▸ **Stated problem**
Print the full listing exactly.

--- Data for the task ---

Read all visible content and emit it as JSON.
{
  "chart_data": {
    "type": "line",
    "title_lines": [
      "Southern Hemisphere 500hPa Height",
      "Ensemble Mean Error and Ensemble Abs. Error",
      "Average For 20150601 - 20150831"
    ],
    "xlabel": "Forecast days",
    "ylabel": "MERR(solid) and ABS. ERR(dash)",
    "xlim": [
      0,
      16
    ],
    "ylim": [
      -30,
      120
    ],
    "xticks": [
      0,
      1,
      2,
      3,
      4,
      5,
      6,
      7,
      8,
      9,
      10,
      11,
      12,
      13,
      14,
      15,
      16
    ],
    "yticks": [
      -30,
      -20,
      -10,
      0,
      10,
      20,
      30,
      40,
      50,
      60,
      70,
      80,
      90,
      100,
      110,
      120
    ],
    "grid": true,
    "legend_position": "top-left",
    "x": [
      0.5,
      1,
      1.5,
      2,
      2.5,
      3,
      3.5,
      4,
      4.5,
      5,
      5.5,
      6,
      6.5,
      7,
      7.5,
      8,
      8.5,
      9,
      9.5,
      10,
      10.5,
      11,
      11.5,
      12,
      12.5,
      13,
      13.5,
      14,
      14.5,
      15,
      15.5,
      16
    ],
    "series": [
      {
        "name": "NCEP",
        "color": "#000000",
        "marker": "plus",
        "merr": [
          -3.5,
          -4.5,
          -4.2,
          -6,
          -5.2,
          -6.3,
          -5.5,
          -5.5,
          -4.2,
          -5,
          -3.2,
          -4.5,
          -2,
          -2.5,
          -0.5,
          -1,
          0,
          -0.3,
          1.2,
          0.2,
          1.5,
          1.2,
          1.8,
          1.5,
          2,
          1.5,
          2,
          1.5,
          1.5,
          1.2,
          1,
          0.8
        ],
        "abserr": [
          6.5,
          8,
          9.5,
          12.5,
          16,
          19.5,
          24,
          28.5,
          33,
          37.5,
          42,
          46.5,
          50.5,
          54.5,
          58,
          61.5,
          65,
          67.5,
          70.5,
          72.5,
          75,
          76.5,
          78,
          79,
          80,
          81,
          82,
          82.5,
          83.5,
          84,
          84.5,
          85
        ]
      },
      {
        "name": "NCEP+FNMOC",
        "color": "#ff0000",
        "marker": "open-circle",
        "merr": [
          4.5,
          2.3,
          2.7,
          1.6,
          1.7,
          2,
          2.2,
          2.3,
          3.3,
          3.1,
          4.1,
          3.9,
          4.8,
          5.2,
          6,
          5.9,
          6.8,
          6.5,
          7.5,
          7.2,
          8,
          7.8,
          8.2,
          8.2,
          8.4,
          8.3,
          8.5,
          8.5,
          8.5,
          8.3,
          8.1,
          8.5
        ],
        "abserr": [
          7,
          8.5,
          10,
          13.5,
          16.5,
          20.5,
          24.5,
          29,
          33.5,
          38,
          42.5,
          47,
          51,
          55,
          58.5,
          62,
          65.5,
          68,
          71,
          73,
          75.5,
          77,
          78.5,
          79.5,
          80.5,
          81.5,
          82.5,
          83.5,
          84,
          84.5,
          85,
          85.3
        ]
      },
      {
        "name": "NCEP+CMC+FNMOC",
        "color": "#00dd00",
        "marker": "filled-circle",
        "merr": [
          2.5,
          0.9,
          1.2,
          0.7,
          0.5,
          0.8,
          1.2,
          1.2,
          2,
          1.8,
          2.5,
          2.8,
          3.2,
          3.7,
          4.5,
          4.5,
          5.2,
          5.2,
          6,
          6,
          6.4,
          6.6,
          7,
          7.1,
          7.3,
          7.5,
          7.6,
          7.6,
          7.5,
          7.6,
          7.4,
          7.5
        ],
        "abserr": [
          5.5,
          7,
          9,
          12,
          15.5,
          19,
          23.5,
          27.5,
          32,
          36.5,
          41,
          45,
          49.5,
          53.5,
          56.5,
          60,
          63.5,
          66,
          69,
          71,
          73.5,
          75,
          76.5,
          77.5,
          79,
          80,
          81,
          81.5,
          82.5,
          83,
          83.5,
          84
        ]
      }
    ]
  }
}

---

▸ **Response**
Read all visible content and emit it as JSON.
{
  "chart_data": {
    "type": "line",
    "title_lines": [
      "Southern Hemisphere 500hPa Height",
      "Ensemble Mean Error and Ensemble Abs. Error",
      "Average For 20150601 - 20150831"
    ],
    "xlabel": "Forecast days",
    "ylabel": "MERR(solid) and ABS. ERR(dash)",
    "xlim": [
      0,
      16
    ],
    "ylim": [
      -30,
      120
    ],
    "xticks": [
      0,
      1,
      2,
      3,
      4,
      5,
      6,
      7,
      8,
      9,
      10,
      11,
      12,
      13,
      14,
      15,
      16
    ],
    "yticks": [
      -30,
      -20,
      -10,
      0,
      10,
      20,
      30,
      40,
      50,
      60,
      70,
      80,
      90,
      100,
      110,
      120
    ],
    "grid": true,
    "legend_position": "top-left",
    "x": [
      0.5,
      1,
      1.5,
      2,
      2.5,
      3,
      3.5,
      4,
      4.5,
      5,
      5.5,
      6,
      6.5,
      7,
      7.5,
      8,
      8.5,
      9,
      9.5,
      10,
      10.5,
      11,
      11.5,
      12,
      12.5,
      13,
      13.5,
      14,
      14.5,
      15,
      15.5,
      16
    ],
    "series": [
      {
        "name": "NCEP",
        "color": "#000000",
        "marker": "plus",
        "merr": [
          -3.5,
          -4.5,
          -4.2,
          -6,
          -5.2,
          -6.3,
          -5.5,
          -5.5,
          -4.2,
          -5,
          -3.2,
          -4.5,
          -2,
          -2.5,
          -0.5,
          -1,
          0,
          -0.3,
          1.2,
          0.2,
          1.5,
          1.2,
          1.8,
          1.5,
          2,
          1.5,
          2,
          1.5,
          1.5,
          1.2,
          1,
          0.8
        ],
        "abserr": [
          6.5,
          8,
          9.5,
          12.5,
          16,
          19.5,
          24,
          28.5,
          33,
          37.5,
          42,
          46.5,
          50.5,
          54.5,
          58,
          61.5,
          65,
          67.5,
          70.5,
          72.5,
          75,
          76.5,
          78,
          79,
          80,
          81,
          82,
          82.5,
          83.5,
          84,
          84.5,
          85
        ]
      },
      {
        "name": "NCEP+FNMOC",
        "color": "#ff0000",
        "marker": "open-circle",
        "merr": [
          4.5,
          2.3,
          2.7,
          1.6,
          1.7,
          2,
          2.2,
          2.3,
          3.3,
          3.1,
          4.1,
          3.9,
          4.8,
          5.2,
          6,
          5.9,
          6.8,
          6.5,
          7.5,
          7.2,
          8,
          7.8,
          8.2,
          8.2,
          8.4,
          8.3,
          8.5,
          8.5,
          8.5,
          8.3,
          8.1,
          8.5
        ],
        "abserr": [
          7,
          8.5,
          10,
          13.5,
          16.5,
          20.5,
          24.5,
          29,
          33.5,
          38,
          42.5,
          47,
          51,
          55,
          58.5,
          62,
          65.5,
          68,
          71,
          73,
          75.5,
          77,
          78.5,
          79.5,
          80.5,
          81.5,
          82.5,
          83.5,
          84,
          84.5,
          85,
          85.3
        ]
      },
      {
        "name": "NCEP+CMC+FNMOC",
        "color": "#00dd00",
        "marker": "filled-circle",
        "merr": [
          2.5,
          0.9,
          1.2,
          0.7,
          0.5,
          0.8,
          1.2,
          1.2,
          2,
          1.8,
          2.5,
          2.8,
          3.2,
          3.7,
          4.5,
          4.5,
          5.2,
          5.2,
          6,
          6,
          6.4,
          6.6,
          7,
          7.1,
          7.3,
          7.5,
          7.6,
          7.6,
          7.5,
          7.6,
          7.4,
          7.5
        ],
        "abserr": [
          5.5,
          7,
          9,
          12,
          15.5,
          19,
          23.5,
          27.5,
          32,
          36.5,
          41,
          45,
          49.5,
          53.5,
          56.5,
          60,
          63.5,
          66,
          69,
          71,
          73.5,
          75,
          76.5,
          77.5,
          79,
          80,
          81,
          81.5,
          82.5,
          83,
          83.5,
          84
        ]
      }
    ]
  }
}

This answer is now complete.